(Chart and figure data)
========================================================================

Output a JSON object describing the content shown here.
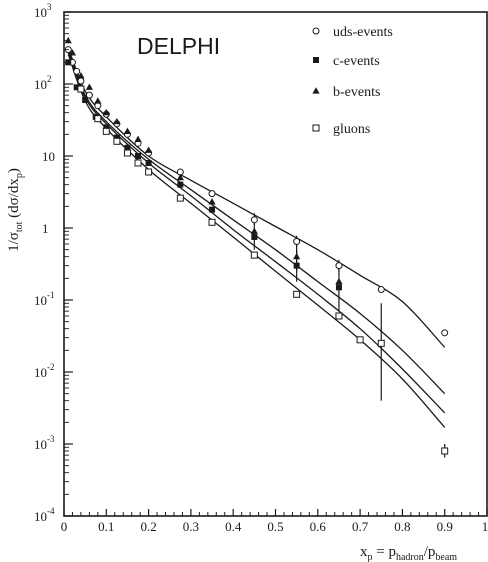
{
  "chart_data": {
    "type": "scatter",
    "title": "DELPHI",
    "xlabel": {
      "base": "x",
      "sub": "p",
      "eq": " = p",
      "sub2": "hadron",
      "slash": "/p",
      "sub3": "beam"
    },
    "ylabel": {
      "p1": "1/σ",
      "sub1": "tot",
      "p2": " (dσ/dx",
      "sub2": "p",
      "p3": ")"
    },
    "x_ticks": [
      "0",
      "0.1",
      "0.2",
      "0.3",
      "0.4",
      "0.5",
      "0.6",
      "0.7",
      "0.8",
      "0.9",
      "1"
    ],
    "y_ticks": [
      {
        "value": 0.0001,
        "base": "10",
        "exp": "-4"
      },
      {
        "value": 0.001,
        "base": "10",
        "exp": "-3"
      },
      {
        "value": 0.01,
        "base": "10",
        "exp": "-2"
      },
      {
        "value": 0.1,
        "base": "10",
        "exp": "-1"
      },
      {
        "value": 1,
        "base": "1",
        "exp": ""
      },
      {
        "value": 10,
        "base": "10",
        "exp": ""
      },
      {
        "value": 100,
        "base": "10",
        "exp": "2"
      },
      {
        "value": 1000,
        "base": "10",
        "exp": "3"
      }
    ],
    "xlim": [
      0,
      1
    ],
    "ylim": [
      0.0001,
      1000
    ],
    "yscale": "log",
    "legend_position": "top-right",
    "series": [
      {
        "name": "uds-events",
        "marker": "open-circle",
        "points": [
          [
            0.01,
            300
          ],
          [
            0.02,
            200
          ],
          [
            0.03,
            150
          ],
          [
            0.04,
            110
          ],
          [
            0.06,
            70
          ],
          [
            0.08,
            50
          ],
          [
            0.1,
            38
          ],
          [
            0.125,
            28
          ],
          [
            0.15,
            20
          ],
          [
            0.175,
            15
          ],
          [
            0.2,
            11
          ],
          [
            0.275,
            6
          ],
          [
            0.35,
            3
          ],
          [
            0.45,
            1.3
          ],
          [
            0.55,
            0.65
          ],
          [
            0.65,
            0.3
          ],
          [
            0.75,
            0.14
          ],
          [
            0.9,
            0.035
          ]
        ],
        "errors": [
          [
            0.45,
            1.1,
            1.6
          ],
          [
            0.55,
            0.55,
            0.78
          ],
          [
            0.65,
            0.25,
            0.36
          ]
        ]
      },
      {
        "name": "c-events",
        "marker": "filled-square",
        "points": [
          [
            0.01,
            200
          ],
          [
            0.03,
            90
          ],
          [
            0.05,
            60
          ],
          [
            0.075,
            35
          ],
          [
            0.1,
            25
          ],
          [
            0.125,
            18
          ],
          [
            0.15,
            13
          ],
          [
            0.175,
            10
          ],
          [
            0.2,
            8
          ],
          [
            0.275,
            4
          ],
          [
            0.35,
            1.8
          ],
          [
            0.45,
            0.75
          ],
          [
            0.55,
            0.3
          ],
          [
            0.65,
            0.15
          ]
        ],
        "errors": [
          [
            0.55,
            0.18,
            0.5
          ],
          [
            0.65,
            0.07,
            0.3
          ]
        ]
      },
      {
        "name": "b-events",
        "marker": "filled-triangle",
        "points": [
          [
            0.01,
            400
          ],
          [
            0.02,
            270
          ],
          [
            0.04,
            130
          ],
          [
            0.06,
            90
          ],
          [
            0.08,
            58
          ],
          [
            0.1,
            40
          ],
          [
            0.125,
            30
          ],
          [
            0.15,
            22
          ],
          [
            0.175,
            17
          ],
          [
            0.2,
            12
          ],
          [
            0.275,
            5
          ],
          [
            0.35,
            2.3
          ],
          [
            0.45,
            0.9
          ],
          [
            0.55,
            0.4
          ],
          [
            0.65,
            0.18
          ]
        ],
        "errors": [
          [
            0.45,
            0.5,
            1.4
          ],
          [
            0.55,
            0.25,
            0.6
          ]
        ]
      },
      {
        "name": "gluons",
        "marker": "open-square",
        "points": [
          [
            0.04,
            85
          ],
          [
            0.08,
            33
          ],
          [
            0.1,
            22
          ],
          [
            0.125,
            16
          ],
          [
            0.15,
            11
          ],
          [
            0.175,
            8
          ],
          [
            0.2,
            6
          ],
          [
            0.275,
            2.6
          ],
          [
            0.35,
            1.2
          ],
          [
            0.45,
            0.42
          ],
          [
            0.55,
            0.12
          ],
          [
            0.65,
            0.06
          ],
          [
            0.7,
            0.028
          ],
          [
            0.75,
            0.025
          ],
          [
            0.9,
            0.0008
          ]
        ],
        "errors": [
          [
            0.75,
            0.004,
            0.09
          ],
          [
            0.9,
            0.00065,
            0.001
          ]
        ]
      }
    ],
    "curves": [
      {
        "name": "",
        "points": [
          [
            0.01,
            320
          ],
          [
            0.05,
            80
          ],
          [
            0.1,
            35
          ],
          [
            0.2,
            10
          ],
          [
            0.3,
            4.6
          ],
          [
            0.4,
            2.2
          ],
          [
            0.5,
            1.05
          ],
          [
            0.6,
            0.5
          ],
          [
            0.7,
            0.22
          ],
          [
            0.8,
            0.095
          ],
          [
            0.9,
            0.022
          ]
        ]
      },
      {
        "name": "",
        "points": [
          [
            0.01,
            300
          ],
          [
            0.05,
            70
          ],
          [
            0.1,
            30
          ],
          [
            0.2,
            9
          ],
          [
            0.3,
            3.4
          ],
          [
            0.4,
            1.3
          ],
          [
            0.5,
            0.5
          ],
          [
            0.6,
            0.18
          ],
          [
            0.7,
            0.065
          ],
          [
            0.8,
            0.02
          ],
          [
            0.9,
            0.005
          ]
        ]
      },
      {
        "name": "",
        "points": [
          [
            0.01,
            280
          ],
          [
            0.05,
            65
          ],
          [
            0.1,
            28
          ],
          [
            0.2,
            8
          ],
          [
            0.3,
            2.8
          ],
          [
            0.4,
            0.95
          ],
          [
            0.5,
            0.34
          ],
          [
            0.6,
            0.12
          ],
          [
            0.7,
            0.04
          ],
          [
            0.8,
            0.011
          ],
          [
            0.9,
            0.0027
          ]
        ]
      },
      {
        "name": "",
        "points": [
          [
            0.01,
            260
          ],
          [
            0.05,
            58
          ],
          [
            0.1,
            24
          ],
          [
            0.2,
            6.5
          ],
          [
            0.3,
            2.2
          ],
          [
            0.4,
            0.75
          ],
          [
            0.5,
            0.25
          ],
          [
            0.6,
            0.085
          ],
          [
            0.7,
            0.028
          ],
          [
            0.8,
            0.008
          ],
          [
            0.9,
            0.0017
          ]
        ]
      }
    ]
  }
}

========================================================================

Exercise aim –
Omit the pictures. Transcribe every record exactly.

Reply –
Output a JSON object describing the content shown here.
{
  "chart_data": {
    "type": "scatter",
    "title": "DELPHI",
    "xlabel": {
      "base": "x",
      "sub": "p",
      "eq": " = p",
      "sub2": "hadron",
      "slash": "/p",
      "sub3": "beam"
    },
    "ylabel": {
      "p1": "1/σ",
      "sub1": "tot",
      "p2": " (dσ/dx",
      "sub2": "p",
      "p3": ")"
    },
    "x_ticks": [
      "0",
      "0.1",
      "0.2",
      "0.3",
      "0.4",
      "0.5",
      "0.6",
      "0.7",
      "0.8",
      "0.9",
      "1"
    ],
    "y_ticks": [
      {
        "value": 0.0001,
        "base": "10",
        "exp": "-4"
      },
      {
        "value": 0.001,
        "base": "10",
        "exp": "-3"
      },
      {
        "value": 0.01,
        "base": "10",
        "exp": "-2"
      },
      {
        "value": 0.1,
        "base": "10",
        "exp": "-1"
      },
      {
        "value": 1,
        "base": "1",
        "exp": ""
      },
      {
        "value": 10,
        "base": "10",
        "exp": ""
      },
      {
        "value": 100,
        "base": "10",
        "exp": "2"
      },
      {
        "value": 1000,
        "base": "10",
        "exp": "3"
      }
    ],
    "xlim": [
      0,
      1
    ],
    "ylim": [
      0.0001,
      1000
    ],
    "yscale": "log",
    "legend_position": "top-right",
    "series": [
      {
        "name": "uds-events",
        "marker": "open-circle",
        "points": [
          [
            0.01,
            300
          ],
          [
            0.02,
            200
          ],
          [
            0.03,
            150
          ],
          [
            0.04,
            110
          ],
          [
            0.06,
            70
          ],
          [
            0.08,
            50
          ],
          [
            0.1,
            38
          ],
          [
            0.125,
            28
          ],
          [
            0.15,
            20
          ],
          [
            0.175,
            15
          ],
          [
            0.2,
            11
          ],
          [
            0.275,
            6
          ],
          [
            0.35,
            3
          ],
          [
            0.45,
            1.3
          ],
          [
            0.55,
            0.65
          ],
          [
            0.65,
            0.3
          ],
          [
            0.75,
            0.14
          ],
          [
            0.9,
            0.035
          ]
        ],
        "errors": [
          [
            0.45,
            1.1,
            1.6
          ],
          [
            0.55,
            0.55,
            0.78
          ],
          [
            0.65,
            0.25,
            0.36
          ]
        ]
      },
      {
        "name": "c-events",
        "marker": "filled-square",
        "points": [
          [
            0.01,
            200
          ],
          [
            0.03,
            90
          ],
          [
            0.05,
            60
          ],
          [
            0.075,
            35
          ],
          [
            0.1,
            25
          ],
          [
            0.125,
            18
          ],
          [
            0.15,
            13
          ],
          [
            0.175,
            10
          ],
          [
            0.2,
            8
          ],
          [
            0.275,
            4
          ],
          [
            0.35,
            1.8
          ],
          [
            0.45,
            0.75
          ],
          [
            0.55,
            0.3
          ],
          [
            0.65,
            0.15
          ]
        ],
        "errors": [
          [
            0.55,
            0.18,
            0.5
          ],
          [
            0.65,
            0.07,
            0.3
          ]
        ]
      },
      {
        "name": "b-events",
        "marker": "filled-triangle",
        "points": [
          [
            0.01,
            400
          ],
          [
            0.02,
            270
          ],
          [
            0.04,
            130
          ],
          [
            0.06,
            90
          ],
          [
            0.08,
            58
          ],
          [
            0.1,
            40
          ],
          [
            0.125,
            30
          ],
          [
            0.15,
            22
          ],
          [
            0.175,
            17
          ],
          [
            0.2,
            12
          ],
          [
            0.275,
            5
          ],
          [
            0.35,
            2.3
          ],
          [
            0.45,
            0.9
          ],
          [
            0.55,
            0.4
          ],
          [
            0.65,
            0.18
          ]
        ],
        "errors": [
          [
            0.45,
            0.5,
            1.4
          ],
          [
            0.55,
            0.25,
            0.6
          ]
        ]
      },
      {
        "name": "gluons",
        "marker": "open-square",
        "points": [
          [
            0.04,
            85
          ],
          [
            0.08,
            33
          ],
          [
            0.1,
            22
          ],
          [
            0.125,
            16
          ],
          [
            0.15,
            11
          ],
          [
            0.175,
            8
          ],
          [
            0.2,
            6
          ],
          [
            0.275,
            2.6
          ],
          [
            0.35,
            1.2
          ],
          [
            0.45,
            0.42
          ],
          [
            0.55,
            0.12
          ],
          [
            0.65,
            0.06
          ],
          [
            0.7,
            0.028
          ],
          [
            0.75,
            0.025
          ],
          [
            0.9,
            0.0008
          ]
        ],
        "errors": [
          [
            0.75,
            0.004,
            0.09
          ],
          [
            0.9,
            0.00065,
            0.001
          ]
        ]
      }
    ],
    "curves": [
      {
        "name": "",
        "points": [
          [
            0.01,
            320
          ],
          [
            0.05,
            80
          ],
          [
            0.1,
            35
          ],
          [
            0.2,
            10
          ],
          [
            0.3,
            4.6
          ],
          [
            0.4,
            2.2
          ],
          [
            0.5,
            1.05
          ],
          [
            0.6,
            0.5
          ],
          [
            0.7,
            0.22
          ],
          [
            0.8,
            0.095
          ],
          [
            0.9,
            0.022
          ]
        ]
      },
      {
        "name": "",
        "points": [
          [
            0.01,
            300
          ],
          [
            0.05,
            70
          ],
          [
            0.1,
            30
          ],
          [
            0.2,
            9
          ],
          [
            0.3,
            3.4
          ],
          [
            0.4,
            1.3
          ],
          [
            0.5,
            0.5
          ],
          [
            0.6,
            0.18
          ],
          [
            0.7,
            0.065
          ],
          [
            0.8,
            0.02
          ],
          [
            0.9,
            0.005
          ]
        ]
      },
      {
        "name": "",
        "points": [
          [
            0.01,
            280
          ],
          [
            0.05,
            65
          ],
          [
            0.1,
            28
          ],
          [
            0.2,
            8
          ],
          [
            0.3,
            2.8
          ],
          [
            0.4,
            0.95
          ],
          [
            0.5,
            0.34
          ],
          [
            0.6,
            0.12
          ],
          [
            0.7,
            0.04
          ],
          [
            0.8,
            0.011
          ],
          [
            0.9,
            0.0027
          ]
        ]
      },
      {
        "name": "",
        "points": [
          [
            0.01,
            260
          ],
          [
            0.05,
            58
          ],
          [
            0.1,
            24
          ],
          [
            0.2,
            6.5
          ],
          [
            0.3,
            2.2
          ],
          [
            0.4,
            0.75
          ],
          [
            0.5,
            0.25
          ],
          [
            0.6,
            0.085
          ],
          [
            0.7,
            0.028
          ],
          [
            0.8,
            0.008
          ],
          [
            0.9,
            0.0017
          ]
        ]
      }
    ]
  }
}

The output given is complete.